#### EXCERPTED RECORDS:
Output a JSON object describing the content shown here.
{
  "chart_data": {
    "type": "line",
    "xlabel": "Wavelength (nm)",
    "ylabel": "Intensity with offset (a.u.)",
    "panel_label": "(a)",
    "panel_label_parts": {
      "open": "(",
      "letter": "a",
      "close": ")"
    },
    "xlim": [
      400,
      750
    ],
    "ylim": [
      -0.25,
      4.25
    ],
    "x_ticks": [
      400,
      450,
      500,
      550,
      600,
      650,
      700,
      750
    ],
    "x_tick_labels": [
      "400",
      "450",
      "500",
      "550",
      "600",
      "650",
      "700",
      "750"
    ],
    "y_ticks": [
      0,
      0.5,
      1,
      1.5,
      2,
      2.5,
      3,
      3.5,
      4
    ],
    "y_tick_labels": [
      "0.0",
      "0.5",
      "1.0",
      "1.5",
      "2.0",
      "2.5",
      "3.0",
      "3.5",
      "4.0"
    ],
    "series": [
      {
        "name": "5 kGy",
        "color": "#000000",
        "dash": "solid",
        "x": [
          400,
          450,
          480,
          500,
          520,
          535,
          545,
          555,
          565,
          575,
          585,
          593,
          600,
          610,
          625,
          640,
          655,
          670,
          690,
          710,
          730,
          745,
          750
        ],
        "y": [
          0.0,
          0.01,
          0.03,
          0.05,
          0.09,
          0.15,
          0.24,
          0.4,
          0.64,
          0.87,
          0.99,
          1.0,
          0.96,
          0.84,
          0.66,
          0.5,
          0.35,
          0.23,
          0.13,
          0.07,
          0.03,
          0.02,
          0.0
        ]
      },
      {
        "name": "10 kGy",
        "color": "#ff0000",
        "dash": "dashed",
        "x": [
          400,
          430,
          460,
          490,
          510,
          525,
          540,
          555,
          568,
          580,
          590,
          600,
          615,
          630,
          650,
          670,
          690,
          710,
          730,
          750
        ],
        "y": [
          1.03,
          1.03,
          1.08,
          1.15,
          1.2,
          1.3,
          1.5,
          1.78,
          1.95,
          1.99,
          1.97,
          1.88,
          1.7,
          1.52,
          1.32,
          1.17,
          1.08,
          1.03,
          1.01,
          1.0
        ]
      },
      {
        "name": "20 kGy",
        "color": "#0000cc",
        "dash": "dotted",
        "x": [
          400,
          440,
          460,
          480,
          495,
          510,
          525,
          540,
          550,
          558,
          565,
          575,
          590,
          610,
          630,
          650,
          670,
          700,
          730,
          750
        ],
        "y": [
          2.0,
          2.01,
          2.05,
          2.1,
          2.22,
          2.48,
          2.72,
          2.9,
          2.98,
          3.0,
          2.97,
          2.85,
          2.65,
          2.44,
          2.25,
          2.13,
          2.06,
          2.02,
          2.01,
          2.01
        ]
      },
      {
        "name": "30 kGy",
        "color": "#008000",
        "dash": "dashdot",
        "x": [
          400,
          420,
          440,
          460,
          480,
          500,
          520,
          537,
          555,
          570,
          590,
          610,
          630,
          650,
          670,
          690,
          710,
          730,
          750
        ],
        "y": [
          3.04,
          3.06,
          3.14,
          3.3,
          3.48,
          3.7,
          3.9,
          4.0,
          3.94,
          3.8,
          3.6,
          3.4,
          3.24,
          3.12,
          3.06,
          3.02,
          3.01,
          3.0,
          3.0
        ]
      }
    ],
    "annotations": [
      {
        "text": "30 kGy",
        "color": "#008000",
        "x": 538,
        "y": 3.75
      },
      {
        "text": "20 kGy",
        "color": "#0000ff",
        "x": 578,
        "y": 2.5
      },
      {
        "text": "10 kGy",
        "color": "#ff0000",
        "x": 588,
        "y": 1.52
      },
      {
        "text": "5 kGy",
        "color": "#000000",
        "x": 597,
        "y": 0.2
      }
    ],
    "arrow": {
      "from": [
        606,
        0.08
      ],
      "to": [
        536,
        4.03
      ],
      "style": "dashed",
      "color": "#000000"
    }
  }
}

#### EXERCISE REQUIREMENTS:
Each record above should be returned exactly as it appears.

#### FINISHED TASK:
Output a JSON object describing the content shown here.
{
  "chart_data": {
    "type": "line",
    "xlabel": "Wavelength (nm)",
    "ylabel": "Intensity with offset (a.u.)",
    "panel_label": "(a)",
    "panel_label_parts": {
      "open": "(",
      "letter": "a",
      "close": ")"
    },
    "xlim": [
      400,
      750
    ],
    "ylim": [
      -0.25,
      4.25
    ],
    "x_ticks": [
      400,
      450,
      500,
      550,
      600,
      650,
      700,
      750
    ],
    "x_tick_labels": [
      "400",
      "450",
      "500",
      "550",
      "600",
      "650",
      "700",
      "750"
    ],
    "y_ticks": [
      0,
      0.5,
      1,
      1.5,
      2,
      2.5,
      3,
      3.5,
      4
    ],
    "y_tick_labels": [
      "0.0",
      "0.5",
      "1.0",
      "1.5",
      "2.0",
      "2.5",
      "3.0",
      "3.5",
      "4.0"
    ],
    "series": [
      {
        "name": "5 kGy",
        "color": "#000000",
        "dash": "solid",
        "x": [
          400,
          450,
          480,
          500,
          520,
          535,
          545,
          555,
          565,
          575,
          585,
          593,
          600,
          610,
          625,
          640,
          655,
          670,
          690,
          710,
          730,
          745,
          750
        ],
        "y": [
          0.0,
          0.01,
          0.03,
          0.05,
          0.09,
          0.15,
          0.24,
          0.4,
          0.64,
          0.87,
          0.99,
          1.0,
          0.96,
          0.84,
          0.66,
          0.5,
          0.35,
          0.23,
          0.13,
          0.07,
          0.03,
          0.02,
          0.0
        ]
      },
      {
        "name": "10 kGy",
        "color": "#ff0000",
        "dash": "dashed",
        "x": [
          400,
          430,
          460,
          490,
          510,
          525,
          540,
          555,
          568,
          580,
          590,
          600,
          615,
          630,
          650,
          670,
          690,
          710,
          730,
          750
        ],
        "y": [
          1.03,
          1.03,
          1.08,
          1.15,
          1.2,
          1.3,
          1.5,
          1.78,
          1.95,
          1.99,
          1.97,
          1.88,
          1.7,
          1.52,
          1.32,
          1.17,
          1.08,
          1.03,
          1.01,
          1.0
        ]
      },
      {
        "name": "20 kGy",
        "color": "#0000cc",
        "dash": "dotted",
        "x": [
          400,
          440,
          460,
          480,
          495,
          510,
          525,
          540,
          550,
          558,
          565,
          575,
          590,
          610,
          630,
          650,
          670,
          700,
          730,
          750
        ],
        "y": [
          2.0,
          2.01,
          2.05,
          2.1,
          2.22,
          2.48,
          2.72,
          2.9,
          2.98,
          3.0,
          2.97,
          2.85,
          2.65,
          2.44,
          2.25,
          2.13,
          2.06,
          2.02,
          2.01,
          2.01
        ]
      },
      {
        "name": "30 kGy",
        "color": "#008000",
        "dash": "dashdot",
        "x": [
          400,
          420,
          440,
          460,
          480,
          500,
          520,
          537,
          555,
          570,
          590,
          610,
          630,
          650,
          670,
          690,
          710,
          730,
          750
        ],
        "y": [
          3.04,
          3.06,
          3.14,
          3.3,
          3.48,
          3.7,
          3.9,
          4.0,
          3.94,
          3.8,
          3.6,
          3.4,
          3.24,
          3.12,
          3.06,
          3.02,
          3.01,
          3.0,
          3.0
        ]
      }
    ],
    "annotations": [
      {
        "text": "30 kGy",
        "color": "#008000",
        "x": 538,
        "y": 3.75
      },
      {
        "text": "20 kGy",
        "color": "#0000ff",
        "x": 578,
        "y": 2.5
      },
      {
        "text": "10 kGy",
        "color": "#ff0000",
        "x": 588,
        "y": 1.52
      },
      {
        "text": "5 kGy",
        "color": "#000000",
        "x": 597,
        "y": 0.2
      }
    ],
    "arrow": {
      "from": [
        606,
        0.08
      ],
      "to": [
        536,
        4.03
      ],
      "style": "dashed",
      "color": "#000000"
    }
  }
}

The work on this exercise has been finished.